-- DATA ENTRIES start --

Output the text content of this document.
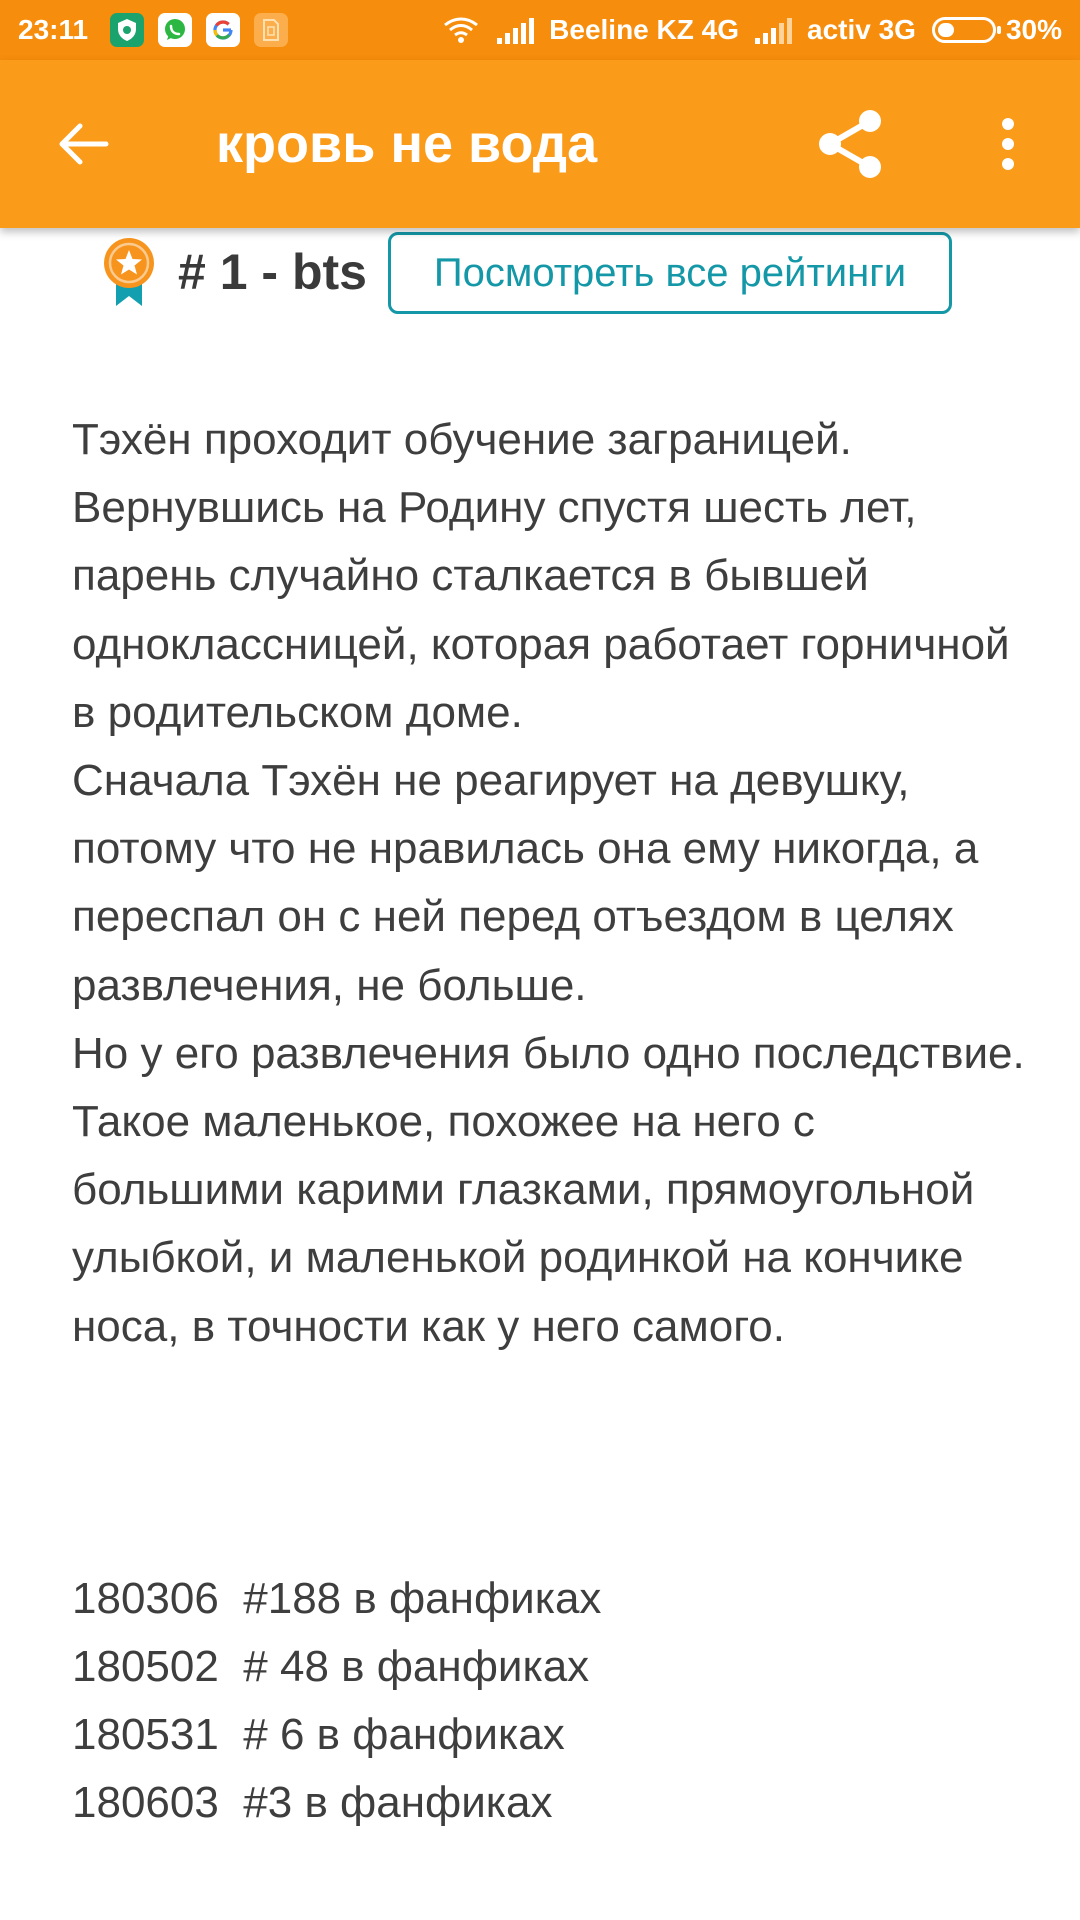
23:11	Beeline KZ 4G activ 3G	30%
кровь не вода
# 1 - bts	Посмотреть все рейтинги

Тэхён проходит обучение заграницей. Вернувшись на Родину спустя шесть лет, парень случайно сталкается в бывшей одноклассницей, которая работает горничной в родительском доме.

Сначала Тэхён не реагирует на девушку, потому что не нравилась она ему никогда, а переспал он с ней перед отъездом в целях развлечения, не больше.

Но у его развлечения было одно последствие. Такое маленькое, похожее на него с большими карими глазками, прямоугольной улыбкой, и маленькой родинкой на кончике носа, в точности как у него самого.

180306  #188 в фанфиках

180502  # 48 в фанфиках

180531  # 6 в фанфиках

180603  #3 в фанфиках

-- DATA ENTRIES end --

JOB :: Copy out all the data exactly; skip the pictures.

TASK ANSWER ::
Output the text content of this document.
23:11	Beeline KZ 4G activ 3G	30%
кровь не вода
# 1 - bts	Посмотреть все рейтинги

Тэхён проходит обучение заграницей. Вернувшись на Родину спустя шесть лет, парень случайно сталкается в бывшей одноклассницей, которая работает горничной в родительском доме.

Сначала Тэхён не реагирует на девушку, потому что не нравилась она ему никогда, а переспал он с ней перед отъездом в целях развлечения, не больше.

Но у его развлечения было одно последствие. Такое маленькое, похожее на него с большими карими глазками, прямоугольной улыбкой, и маленькой родинкой на кончике носа, в точности как у него самого.

180306  #188 в фанфиках

180502  # 48 в фанфиках

180531  # 6 в фанфиках

180603  #3 в фанфиках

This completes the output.